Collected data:
************

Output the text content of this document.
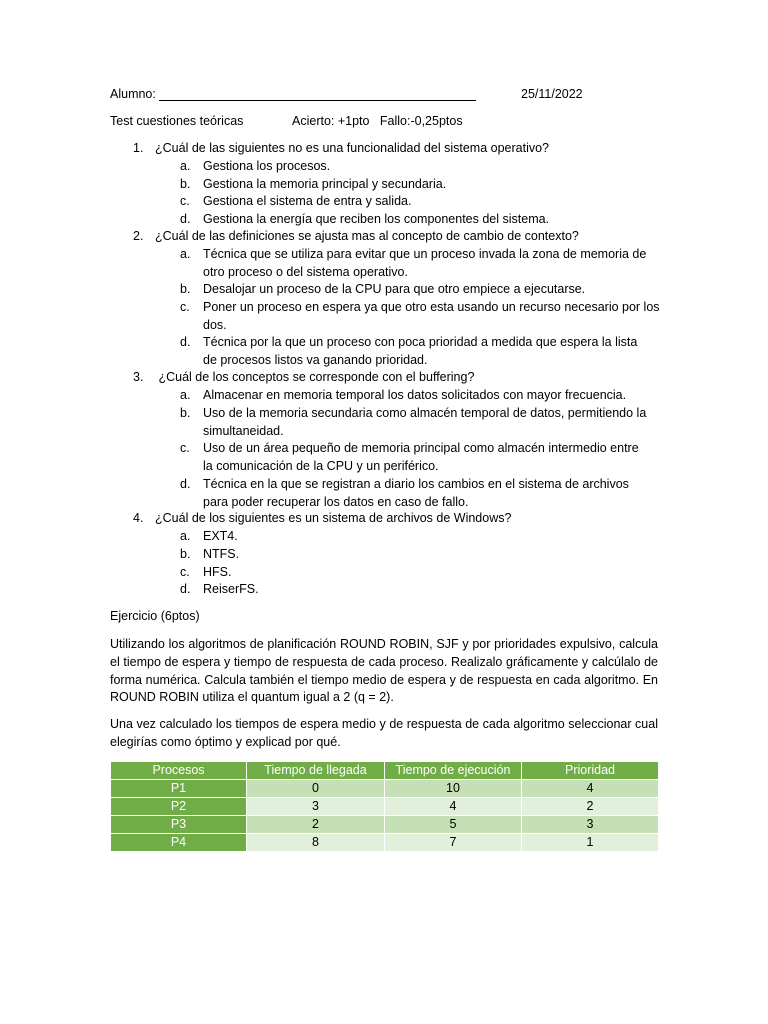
Alumno:	25/11/2022
Test cuestiones teóricas	Acierto: +1pto   Fallo:-0,25ptos
1. ¿Cuál de las siguientes no es una funcionalidad del sistema operativo?
a. Gestiona los procesos.
b. Gestiona la memoria principal y secundaria.
c. Gestiona el sistema de entra y salida.
d. Gestiona la energía que reciben los componentes del sistema.
2. ¿Cuál de las definiciones se ajusta mas al concepto de cambio de contexto?
a. Técnica que se utiliza para evitar que un proceso invada la zona de memoria de otro proceso o del sistema operativo.
b. Desalojar un proceso de la CPU para que otro empiece a ejecutarse.
c. Poner un proceso en espera ya que otro esta usando un recurso necesario por los dos.
d. Técnica por la que un proceso con poca prioridad a medida que espera la lista de procesos listos va ganando prioridad.
3. ¿Cuál de los conceptos se corresponde con el buffering?
a. Almacenar en memoria temporal los datos solicitados con mayor frecuencia.
b. Uso de la memoria secundaria como almacén temporal de datos, permitiendo la simultaneidad.
c. Uso de un área pequeño de memoria principal como almacén intermedio entre la comunicación de la CPU y un periférico.
d. Técnica en la que se registran a diario los cambios en el sistema de archivos para poder recuperar los datos en caso de fallo.
4. ¿Cuál de los siguientes es un sistema de archivos de Windows?
a. EXT4.
b. NTFS.
c. HFS.
d. ReiserFS.
Ejercicio (6ptos)
Utilizando los algoritmos de planificación ROUND ROBIN, SJF y por prioridades expulsivo, calcula el tiempo de espera y tiempo de respuesta de cada proceso. Realizalo gráficamente y calcúlalo de forma numérica. Calcula también el tiempo medio de espera y de respuesta en cada algoritmo. En ROUND ROBIN utiliza el quantum igual a 2 (q = 2).
Una vez calculado los tiempos de espera medio y de respuesta de cada algoritmo seleccionar cual elegirías como óptimo y explicad por qué.
Procesos	Tiempo de llegada	Tiempo de ejecución	Prioridad
P1	0	10	4
P2	3	4	2
P3	2	5	3
P4	8	7	1
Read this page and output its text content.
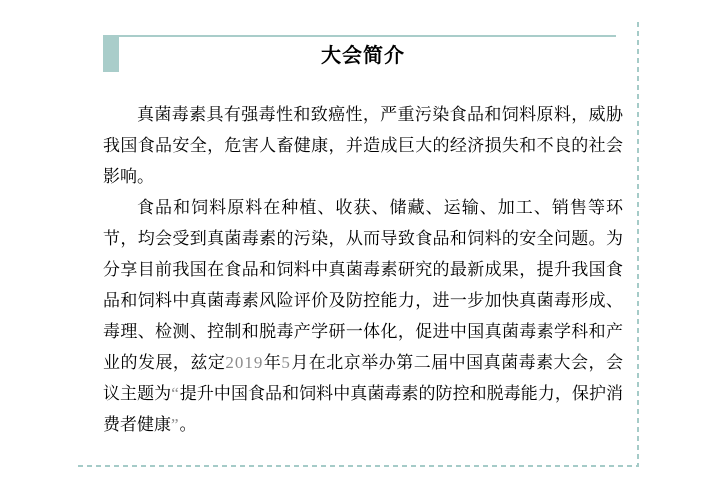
大会简介

真菌毒素具有强毒性和致癌性，严重污染食品和饲料原料，威胁我国食品安全，危害人畜健康，并造成巨大的经济损失和不良的社会影响。

食品和饲料原料在种植、收获、储藏、运输、加工、销售等环节，均会受到真菌毒素的污染，从而导致食品和饲料的安全问题。为分享目前我国在食品和饲料中真菌毒素研究的最新成果，提升我国食品和饲料中真菌毒素风险评价及防控能力，进一步加快真菌毒形成、毒理、检测、控制和脱毒产学研一体化，促进中国真菌毒素学科和产业的发展，兹定2019年5月在北京举办第二届中国真菌毒素大会，会议主题为“提升中国食品和饲料中真菌毒素的防控和脱毒能力，保护消费者健康”。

************

Look through the data above. Copy every line with the string "almacén" in it.

b. Uso de la memoria secundaria como almacén temporal de datos, permitiendo la simultaneidad.
c. Uso de un área pequeño de memoria principal como almacén intermedio entre la comunicación de la CPU y un periférico.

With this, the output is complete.